PASSAGE GIVEN:

For some members of the Maryland National Guard, Christmas came early this year.
That is, they celebrated it early because they are scheduled to leave tomorrow morning for a yearlong deployment. On Dec. 25, they could be in Kentucky, Afghanistan or the Middle East.
Regardless of where the Army sends them, they won't be able to tell their families where they are because of security considerations.
The Maryland National Guard's Special Operations Detachment - Joint Forces, a unit of nearly 30 members, oversees secretive missions.
That means they don't talk much about what they're going to do, only that their mission will start with a 12- to 14-hour bus ride from the Fifth Regiment Armory in Baltimore to Fort Campbell, Ky. They don't like being photographed, and guard officials would not allow the members to use their last names.
J.R. from Montgomery County is the group's sergeant major. This Christmas, he will be at the right hand of his colonel, instead of his grandson's side while the 8-year-old opens presents.
"I'll be back for Thanksgiving," the 52-year-old said. Thanksgiving next year, that is, to eat his son's favorite rockfish dish.

TASKS AND EXERCISES:
A) Decide whether each statement agrees with the article on the Maryland National Guard, answering yes or no and quoting the deciding words: (i) the unit has nearly 30 members; (ii) the bus ride runs from Fort Campbell to Baltimore; (iii) J.R. is 52 years old.
B) Quote the article on the Maryland National Guard word for word, everything from "Regardless of where" down to "8-year-old opens presents.".
C) In the article on the Maryland National Guard, what position does J.R. hold in the group?

[Spatial annotation records]
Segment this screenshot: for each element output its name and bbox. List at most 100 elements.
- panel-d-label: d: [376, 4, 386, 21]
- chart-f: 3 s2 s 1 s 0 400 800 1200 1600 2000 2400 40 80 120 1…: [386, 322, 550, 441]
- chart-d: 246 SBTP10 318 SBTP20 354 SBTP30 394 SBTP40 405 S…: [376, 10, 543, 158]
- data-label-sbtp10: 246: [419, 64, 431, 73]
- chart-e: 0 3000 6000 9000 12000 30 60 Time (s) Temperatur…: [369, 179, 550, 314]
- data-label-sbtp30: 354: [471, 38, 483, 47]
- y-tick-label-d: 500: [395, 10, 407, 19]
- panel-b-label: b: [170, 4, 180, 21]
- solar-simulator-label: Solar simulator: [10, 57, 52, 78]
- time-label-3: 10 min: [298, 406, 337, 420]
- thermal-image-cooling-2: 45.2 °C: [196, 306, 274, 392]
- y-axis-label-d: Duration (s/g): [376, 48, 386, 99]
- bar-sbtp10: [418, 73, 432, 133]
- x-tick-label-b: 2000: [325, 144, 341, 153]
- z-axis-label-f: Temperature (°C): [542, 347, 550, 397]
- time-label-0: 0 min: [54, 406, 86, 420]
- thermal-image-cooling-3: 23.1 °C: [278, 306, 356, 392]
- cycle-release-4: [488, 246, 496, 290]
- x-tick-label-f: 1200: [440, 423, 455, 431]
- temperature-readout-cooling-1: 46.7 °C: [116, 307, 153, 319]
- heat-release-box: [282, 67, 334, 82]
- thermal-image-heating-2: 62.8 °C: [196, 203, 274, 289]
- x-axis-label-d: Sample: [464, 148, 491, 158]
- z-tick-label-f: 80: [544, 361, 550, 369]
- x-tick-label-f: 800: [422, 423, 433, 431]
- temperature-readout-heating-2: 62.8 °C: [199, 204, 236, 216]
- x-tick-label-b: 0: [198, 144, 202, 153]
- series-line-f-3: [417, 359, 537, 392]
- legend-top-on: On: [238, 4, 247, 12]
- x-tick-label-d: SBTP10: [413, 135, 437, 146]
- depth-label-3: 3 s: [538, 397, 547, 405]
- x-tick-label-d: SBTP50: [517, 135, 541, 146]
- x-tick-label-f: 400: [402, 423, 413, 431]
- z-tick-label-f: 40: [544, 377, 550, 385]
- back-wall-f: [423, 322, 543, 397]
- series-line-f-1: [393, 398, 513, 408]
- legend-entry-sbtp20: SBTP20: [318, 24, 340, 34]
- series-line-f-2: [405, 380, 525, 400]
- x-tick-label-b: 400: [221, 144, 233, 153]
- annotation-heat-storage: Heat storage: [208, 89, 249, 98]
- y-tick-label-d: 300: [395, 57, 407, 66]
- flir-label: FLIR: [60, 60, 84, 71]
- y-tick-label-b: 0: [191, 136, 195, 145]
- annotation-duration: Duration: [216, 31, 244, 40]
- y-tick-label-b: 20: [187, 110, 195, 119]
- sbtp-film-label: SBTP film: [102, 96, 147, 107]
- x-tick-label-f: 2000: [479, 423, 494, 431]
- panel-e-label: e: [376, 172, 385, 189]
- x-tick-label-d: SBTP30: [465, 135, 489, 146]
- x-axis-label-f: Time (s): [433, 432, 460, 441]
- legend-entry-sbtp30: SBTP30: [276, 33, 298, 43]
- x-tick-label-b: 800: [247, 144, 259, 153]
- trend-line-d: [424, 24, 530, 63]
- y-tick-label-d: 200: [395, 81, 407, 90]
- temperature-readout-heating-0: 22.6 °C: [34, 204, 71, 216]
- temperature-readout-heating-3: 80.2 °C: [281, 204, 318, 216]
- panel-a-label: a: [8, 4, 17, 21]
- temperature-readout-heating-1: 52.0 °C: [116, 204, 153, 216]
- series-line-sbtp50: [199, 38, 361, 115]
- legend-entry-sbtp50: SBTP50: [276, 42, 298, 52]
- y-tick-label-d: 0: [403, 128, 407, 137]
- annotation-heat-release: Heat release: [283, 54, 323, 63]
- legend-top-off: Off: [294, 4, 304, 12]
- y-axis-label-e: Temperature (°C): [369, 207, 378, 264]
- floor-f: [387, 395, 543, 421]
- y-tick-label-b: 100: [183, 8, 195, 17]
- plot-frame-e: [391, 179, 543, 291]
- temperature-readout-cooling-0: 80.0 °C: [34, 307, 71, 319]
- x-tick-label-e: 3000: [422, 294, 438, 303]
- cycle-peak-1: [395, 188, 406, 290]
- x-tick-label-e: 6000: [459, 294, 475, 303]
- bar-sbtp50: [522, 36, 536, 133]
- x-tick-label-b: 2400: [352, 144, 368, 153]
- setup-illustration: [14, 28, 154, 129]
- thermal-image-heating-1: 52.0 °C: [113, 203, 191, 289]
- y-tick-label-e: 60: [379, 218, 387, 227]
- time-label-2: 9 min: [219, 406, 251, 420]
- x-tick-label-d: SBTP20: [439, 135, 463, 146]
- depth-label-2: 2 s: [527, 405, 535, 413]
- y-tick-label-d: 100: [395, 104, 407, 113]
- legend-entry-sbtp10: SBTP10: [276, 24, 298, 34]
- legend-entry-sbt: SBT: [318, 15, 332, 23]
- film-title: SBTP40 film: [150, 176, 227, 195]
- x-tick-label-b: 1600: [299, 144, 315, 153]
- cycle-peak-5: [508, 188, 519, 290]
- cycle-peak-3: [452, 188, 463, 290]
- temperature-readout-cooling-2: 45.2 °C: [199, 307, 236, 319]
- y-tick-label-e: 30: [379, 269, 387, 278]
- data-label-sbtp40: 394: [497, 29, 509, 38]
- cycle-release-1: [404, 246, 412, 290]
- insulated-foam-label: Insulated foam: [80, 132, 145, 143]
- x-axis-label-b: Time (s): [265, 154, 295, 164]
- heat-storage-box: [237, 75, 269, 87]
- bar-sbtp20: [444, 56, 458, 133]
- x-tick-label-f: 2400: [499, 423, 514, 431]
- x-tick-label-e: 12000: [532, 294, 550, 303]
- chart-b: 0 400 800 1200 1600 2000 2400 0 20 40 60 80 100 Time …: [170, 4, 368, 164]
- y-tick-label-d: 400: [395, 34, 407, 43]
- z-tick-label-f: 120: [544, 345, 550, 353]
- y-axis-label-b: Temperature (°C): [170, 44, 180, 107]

PROBLEM SOLUTIONS:
A)
(i) Yes: "a unit of nearly 30 members."
(ii) No: "from the Fifth Regiment Armory in Baltimore to Fort Campbell, Ky."
(iii) Yes: "the 52-year-old said."

B)
Regardless of where the Army sends them, they won't be able to tell their families where they are because of security considerations.
The Maryland National Guard's Special Operations Detachment - Joint Forces, a unit of nearly 30 members, oversees secretive missions.
That means they don't talk much about what they're going to do, only that their mission will start with a 12- to 14-hour bus ride from the Fifth Regiment Armory in Baltimore to Fort Campbell, Ky. They don't like being photographed, and guard officials would not allow the members to use their last names.
J.R. from Montgomery County is the group's sergeant major. This Christmas, he will be at the right hand of his colonel, instead of his grandson's side while the 8-year-old opens presents.

C) He is the group's sergeant major.